'''

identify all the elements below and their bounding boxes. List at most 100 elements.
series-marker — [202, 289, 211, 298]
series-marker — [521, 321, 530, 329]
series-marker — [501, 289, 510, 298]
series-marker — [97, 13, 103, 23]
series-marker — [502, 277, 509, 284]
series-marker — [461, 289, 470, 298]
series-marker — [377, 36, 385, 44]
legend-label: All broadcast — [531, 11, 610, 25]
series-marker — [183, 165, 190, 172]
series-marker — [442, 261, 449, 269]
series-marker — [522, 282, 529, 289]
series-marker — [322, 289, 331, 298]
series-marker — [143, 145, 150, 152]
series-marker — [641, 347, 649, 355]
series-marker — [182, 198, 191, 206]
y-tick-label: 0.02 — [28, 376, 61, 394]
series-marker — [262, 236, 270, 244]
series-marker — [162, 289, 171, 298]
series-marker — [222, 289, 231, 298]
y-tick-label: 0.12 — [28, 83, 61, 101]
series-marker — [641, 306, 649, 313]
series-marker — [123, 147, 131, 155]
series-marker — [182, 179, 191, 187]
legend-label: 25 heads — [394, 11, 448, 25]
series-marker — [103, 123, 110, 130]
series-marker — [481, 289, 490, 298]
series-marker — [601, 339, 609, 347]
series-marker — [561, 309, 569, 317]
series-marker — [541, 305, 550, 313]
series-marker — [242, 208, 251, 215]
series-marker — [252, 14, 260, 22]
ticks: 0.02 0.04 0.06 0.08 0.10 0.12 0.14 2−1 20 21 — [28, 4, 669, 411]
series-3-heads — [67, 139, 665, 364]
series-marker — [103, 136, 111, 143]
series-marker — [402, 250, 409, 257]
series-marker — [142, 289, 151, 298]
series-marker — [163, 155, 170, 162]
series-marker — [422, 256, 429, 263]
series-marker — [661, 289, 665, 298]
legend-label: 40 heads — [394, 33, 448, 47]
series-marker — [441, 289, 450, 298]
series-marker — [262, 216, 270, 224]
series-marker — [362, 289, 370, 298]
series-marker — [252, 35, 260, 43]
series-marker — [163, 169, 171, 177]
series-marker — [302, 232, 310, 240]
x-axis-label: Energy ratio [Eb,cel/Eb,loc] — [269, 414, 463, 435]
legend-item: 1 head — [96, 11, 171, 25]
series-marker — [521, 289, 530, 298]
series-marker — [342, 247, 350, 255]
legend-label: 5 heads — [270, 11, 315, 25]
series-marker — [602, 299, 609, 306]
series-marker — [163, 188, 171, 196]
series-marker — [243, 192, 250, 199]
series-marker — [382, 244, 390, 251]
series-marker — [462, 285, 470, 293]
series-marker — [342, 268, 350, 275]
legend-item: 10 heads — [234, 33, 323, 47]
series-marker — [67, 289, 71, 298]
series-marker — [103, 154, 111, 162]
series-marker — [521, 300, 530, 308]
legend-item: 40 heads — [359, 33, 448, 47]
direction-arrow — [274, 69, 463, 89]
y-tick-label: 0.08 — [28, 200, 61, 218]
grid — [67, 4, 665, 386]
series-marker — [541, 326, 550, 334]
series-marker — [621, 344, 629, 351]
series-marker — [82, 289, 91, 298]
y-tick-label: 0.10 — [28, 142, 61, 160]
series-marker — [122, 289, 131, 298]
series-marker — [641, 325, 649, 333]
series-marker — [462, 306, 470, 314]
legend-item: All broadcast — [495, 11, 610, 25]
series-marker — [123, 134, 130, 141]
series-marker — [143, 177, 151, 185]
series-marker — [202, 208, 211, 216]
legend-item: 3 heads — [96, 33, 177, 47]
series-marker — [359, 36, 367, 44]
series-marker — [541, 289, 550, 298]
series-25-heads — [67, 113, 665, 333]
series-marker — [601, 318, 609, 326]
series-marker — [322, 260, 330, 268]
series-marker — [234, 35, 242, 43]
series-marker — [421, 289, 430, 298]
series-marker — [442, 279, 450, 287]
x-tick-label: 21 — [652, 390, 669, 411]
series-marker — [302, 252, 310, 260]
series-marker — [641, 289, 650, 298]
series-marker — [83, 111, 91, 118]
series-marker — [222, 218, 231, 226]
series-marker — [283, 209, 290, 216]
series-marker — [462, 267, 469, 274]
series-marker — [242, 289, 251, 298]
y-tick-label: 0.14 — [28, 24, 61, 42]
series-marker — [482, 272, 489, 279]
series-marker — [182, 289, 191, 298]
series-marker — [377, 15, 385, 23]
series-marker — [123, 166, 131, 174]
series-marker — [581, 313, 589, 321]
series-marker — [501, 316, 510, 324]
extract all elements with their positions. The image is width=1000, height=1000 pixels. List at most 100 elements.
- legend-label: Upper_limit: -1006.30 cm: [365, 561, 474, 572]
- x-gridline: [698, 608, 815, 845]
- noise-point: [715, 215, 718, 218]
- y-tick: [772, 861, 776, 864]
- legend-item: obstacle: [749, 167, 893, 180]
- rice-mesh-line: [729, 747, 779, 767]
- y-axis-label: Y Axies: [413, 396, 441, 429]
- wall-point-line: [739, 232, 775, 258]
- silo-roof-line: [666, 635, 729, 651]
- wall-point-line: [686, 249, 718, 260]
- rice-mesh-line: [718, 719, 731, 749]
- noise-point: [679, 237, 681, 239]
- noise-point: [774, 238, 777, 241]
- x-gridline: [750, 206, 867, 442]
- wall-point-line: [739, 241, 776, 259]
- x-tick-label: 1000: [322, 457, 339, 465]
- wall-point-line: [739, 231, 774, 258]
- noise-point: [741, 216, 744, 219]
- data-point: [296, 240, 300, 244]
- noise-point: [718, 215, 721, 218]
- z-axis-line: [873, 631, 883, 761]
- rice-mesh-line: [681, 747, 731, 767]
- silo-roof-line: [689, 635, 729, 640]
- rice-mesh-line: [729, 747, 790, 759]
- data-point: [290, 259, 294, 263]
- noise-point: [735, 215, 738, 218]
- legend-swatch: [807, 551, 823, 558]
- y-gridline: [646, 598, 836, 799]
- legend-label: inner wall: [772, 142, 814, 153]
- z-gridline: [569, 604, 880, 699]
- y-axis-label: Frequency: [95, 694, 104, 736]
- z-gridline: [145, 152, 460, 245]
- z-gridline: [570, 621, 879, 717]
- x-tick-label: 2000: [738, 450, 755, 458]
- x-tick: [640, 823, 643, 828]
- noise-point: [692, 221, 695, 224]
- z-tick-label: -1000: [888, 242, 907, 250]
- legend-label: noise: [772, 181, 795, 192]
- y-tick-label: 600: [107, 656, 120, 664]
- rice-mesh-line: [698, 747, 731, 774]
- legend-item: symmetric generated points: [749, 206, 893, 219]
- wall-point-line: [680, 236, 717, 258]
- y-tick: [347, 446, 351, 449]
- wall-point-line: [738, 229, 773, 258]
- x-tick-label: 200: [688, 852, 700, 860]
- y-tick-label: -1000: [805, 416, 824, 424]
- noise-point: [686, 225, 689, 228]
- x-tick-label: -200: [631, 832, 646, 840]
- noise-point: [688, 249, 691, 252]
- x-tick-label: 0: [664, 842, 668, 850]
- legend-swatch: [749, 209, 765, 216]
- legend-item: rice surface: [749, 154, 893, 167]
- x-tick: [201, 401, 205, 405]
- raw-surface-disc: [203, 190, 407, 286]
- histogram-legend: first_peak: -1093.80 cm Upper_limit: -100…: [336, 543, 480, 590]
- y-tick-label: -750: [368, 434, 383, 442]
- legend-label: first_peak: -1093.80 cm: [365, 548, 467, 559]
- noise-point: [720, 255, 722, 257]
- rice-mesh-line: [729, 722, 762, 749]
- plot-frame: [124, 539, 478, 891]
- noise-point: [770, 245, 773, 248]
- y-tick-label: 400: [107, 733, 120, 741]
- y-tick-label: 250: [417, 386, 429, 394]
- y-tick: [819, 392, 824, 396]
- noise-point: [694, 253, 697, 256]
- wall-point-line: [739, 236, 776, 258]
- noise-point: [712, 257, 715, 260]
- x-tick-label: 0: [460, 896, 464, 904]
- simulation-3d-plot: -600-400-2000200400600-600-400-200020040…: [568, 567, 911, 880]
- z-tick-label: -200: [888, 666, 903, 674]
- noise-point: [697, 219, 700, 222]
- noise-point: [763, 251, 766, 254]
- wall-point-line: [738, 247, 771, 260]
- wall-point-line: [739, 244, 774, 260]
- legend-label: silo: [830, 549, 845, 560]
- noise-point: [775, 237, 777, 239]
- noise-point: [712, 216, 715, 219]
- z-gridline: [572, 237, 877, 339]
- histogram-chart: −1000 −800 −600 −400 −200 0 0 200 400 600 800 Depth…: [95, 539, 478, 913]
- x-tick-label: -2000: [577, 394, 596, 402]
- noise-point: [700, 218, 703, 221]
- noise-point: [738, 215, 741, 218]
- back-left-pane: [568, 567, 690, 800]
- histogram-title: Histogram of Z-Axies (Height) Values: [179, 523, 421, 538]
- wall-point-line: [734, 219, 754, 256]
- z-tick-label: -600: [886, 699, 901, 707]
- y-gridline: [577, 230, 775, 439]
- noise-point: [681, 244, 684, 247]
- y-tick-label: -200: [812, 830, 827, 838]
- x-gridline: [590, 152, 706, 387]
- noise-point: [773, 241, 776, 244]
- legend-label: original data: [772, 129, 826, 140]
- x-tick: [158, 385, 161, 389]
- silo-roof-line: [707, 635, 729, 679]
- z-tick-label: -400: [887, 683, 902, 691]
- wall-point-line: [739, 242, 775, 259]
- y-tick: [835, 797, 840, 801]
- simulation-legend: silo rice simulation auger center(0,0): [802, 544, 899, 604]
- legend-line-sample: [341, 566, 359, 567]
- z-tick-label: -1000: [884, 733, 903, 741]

'''

• [OBJECTIVE]: Write out again, unchanged, the rows from the very first one through the row containing "series-marker — [182, 198, 191, 206]", including both of those rows.

• [CORRECT OUTPUT]:
identify all the elements below and their bounding boxes. List at most 100 elements.
series-marker — [202, 289, 211, 298]
series-marker — [521, 321, 530, 329]
series-marker — [501, 289, 510, 298]
series-marker — [97, 13, 103, 23]
series-marker — [502, 277, 509, 284]
series-marker — [461, 289, 470, 298]
series-marker — [377, 36, 385, 44]
legend-label: All broadcast — [531, 11, 610, 25]
series-marker — [183, 165, 190, 172]
series-marker — [442, 261, 449, 269]
series-marker — [522, 282, 529, 289]
series-marker — [322, 289, 331, 298]
series-marker — [143, 145, 150, 152]
series-marker — [641, 347, 649, 355]
series-marker — [182, 198, 191, 206]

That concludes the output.